__Job__:
Report the number of lines in the entries below that include the word "category", and nothing else.

__Provided data__:
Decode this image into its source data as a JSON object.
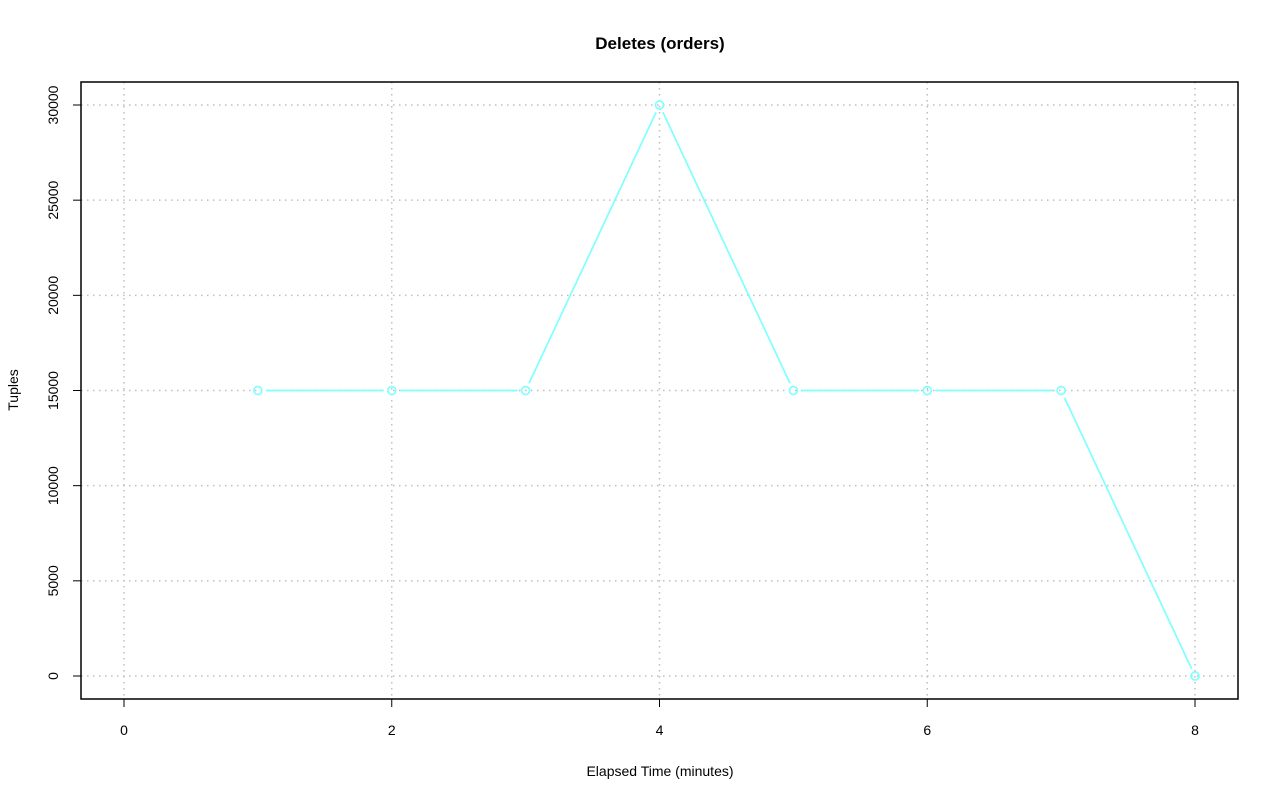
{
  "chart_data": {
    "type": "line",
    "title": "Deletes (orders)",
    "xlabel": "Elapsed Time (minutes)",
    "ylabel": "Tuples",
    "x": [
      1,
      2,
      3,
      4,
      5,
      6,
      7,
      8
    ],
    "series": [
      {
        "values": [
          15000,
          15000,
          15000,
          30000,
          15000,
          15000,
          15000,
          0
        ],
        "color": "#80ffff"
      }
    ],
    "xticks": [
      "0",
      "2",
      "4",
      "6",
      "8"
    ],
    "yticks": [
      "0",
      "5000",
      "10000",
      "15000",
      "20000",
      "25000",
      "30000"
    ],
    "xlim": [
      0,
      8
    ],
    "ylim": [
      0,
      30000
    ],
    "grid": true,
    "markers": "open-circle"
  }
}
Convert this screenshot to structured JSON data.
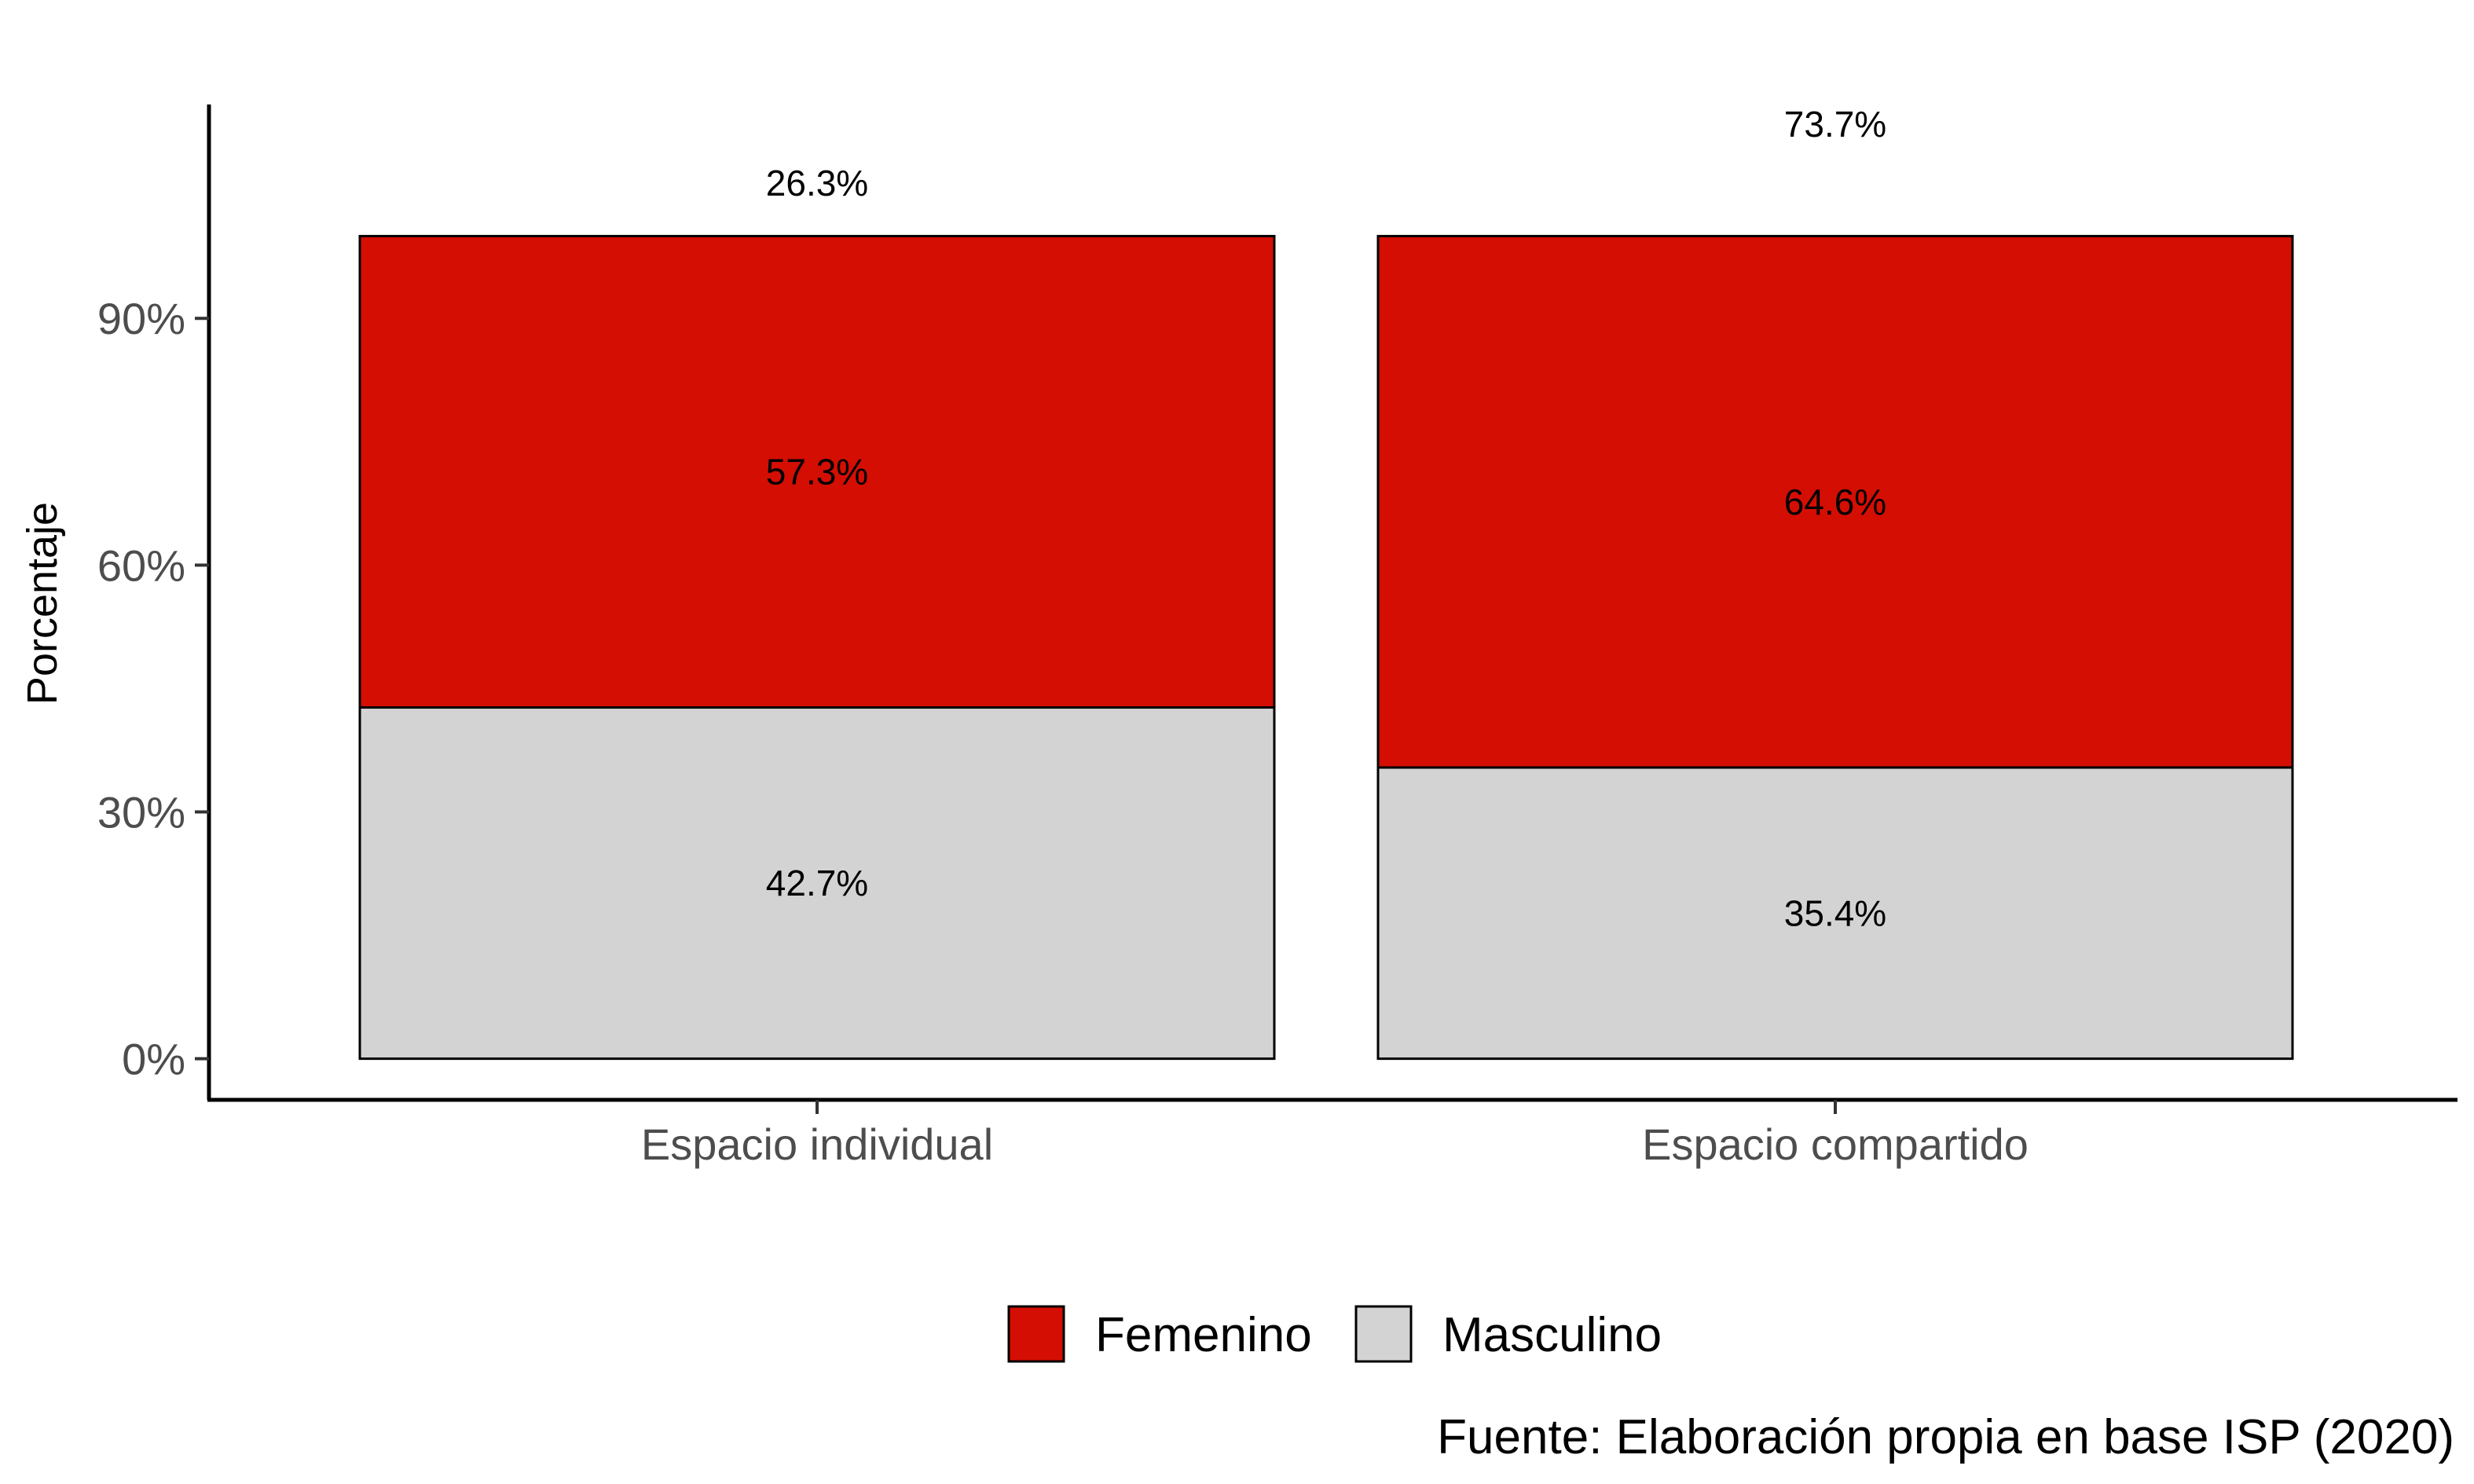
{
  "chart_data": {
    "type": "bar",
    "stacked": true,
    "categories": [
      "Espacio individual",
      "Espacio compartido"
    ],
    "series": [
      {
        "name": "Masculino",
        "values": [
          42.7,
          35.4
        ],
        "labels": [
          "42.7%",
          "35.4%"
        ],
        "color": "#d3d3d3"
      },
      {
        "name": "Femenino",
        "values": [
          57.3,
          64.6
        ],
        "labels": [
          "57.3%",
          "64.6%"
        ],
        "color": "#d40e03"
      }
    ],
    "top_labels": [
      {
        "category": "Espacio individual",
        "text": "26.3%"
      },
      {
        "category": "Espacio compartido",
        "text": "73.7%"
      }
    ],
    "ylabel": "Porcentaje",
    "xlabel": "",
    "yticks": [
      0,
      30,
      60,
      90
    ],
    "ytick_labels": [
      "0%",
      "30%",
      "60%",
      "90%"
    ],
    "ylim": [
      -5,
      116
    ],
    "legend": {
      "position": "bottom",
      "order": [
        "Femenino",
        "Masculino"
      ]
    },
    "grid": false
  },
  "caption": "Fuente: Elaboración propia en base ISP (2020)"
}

==

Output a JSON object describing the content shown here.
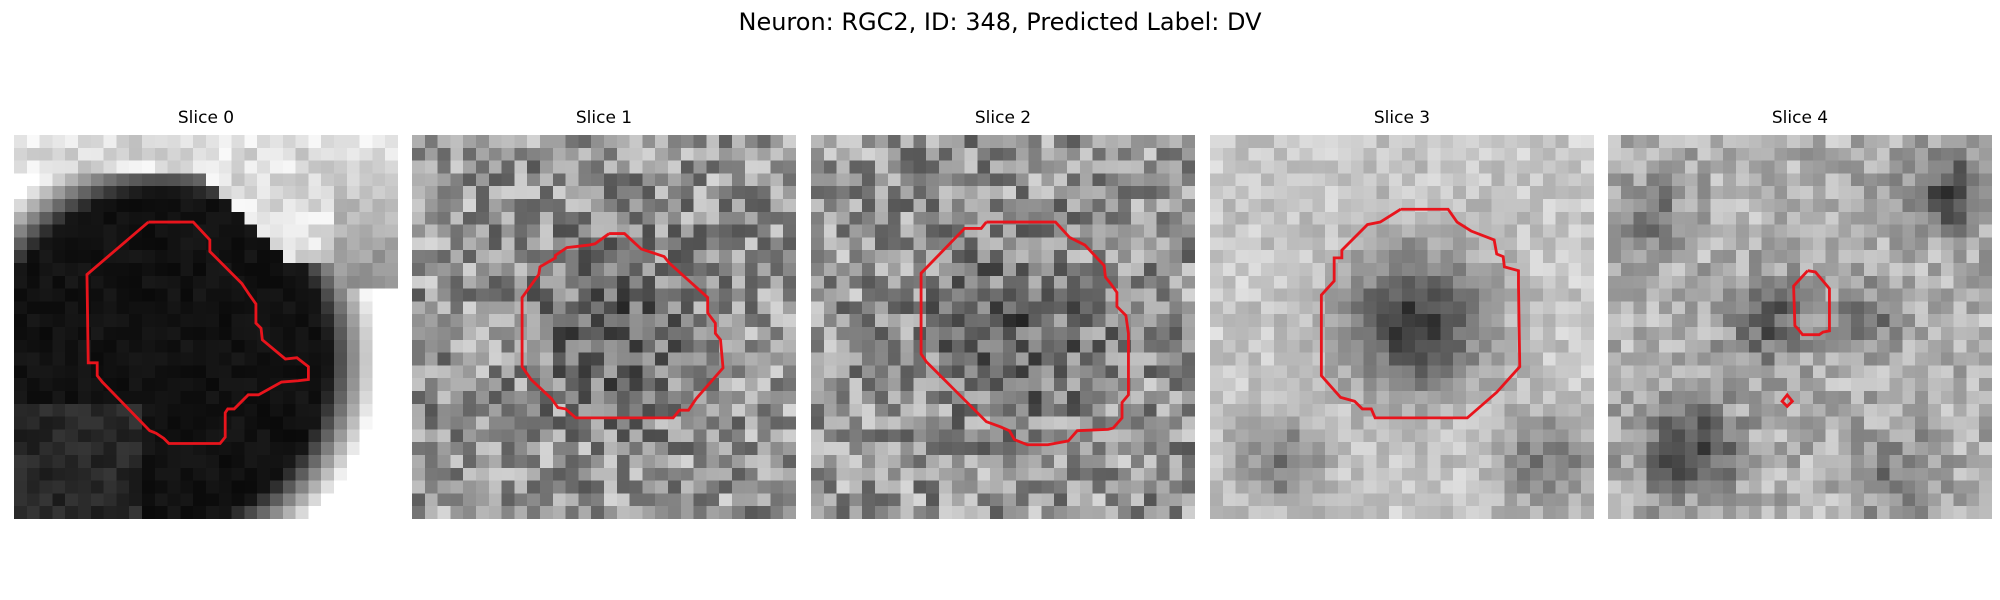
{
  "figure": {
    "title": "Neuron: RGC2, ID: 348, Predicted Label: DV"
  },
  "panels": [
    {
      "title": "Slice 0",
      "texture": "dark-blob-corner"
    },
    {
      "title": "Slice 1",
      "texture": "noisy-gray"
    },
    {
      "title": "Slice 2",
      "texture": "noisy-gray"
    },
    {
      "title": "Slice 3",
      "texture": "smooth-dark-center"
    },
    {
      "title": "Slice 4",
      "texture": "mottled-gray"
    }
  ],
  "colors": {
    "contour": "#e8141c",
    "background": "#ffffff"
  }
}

__Exercise solution__:
2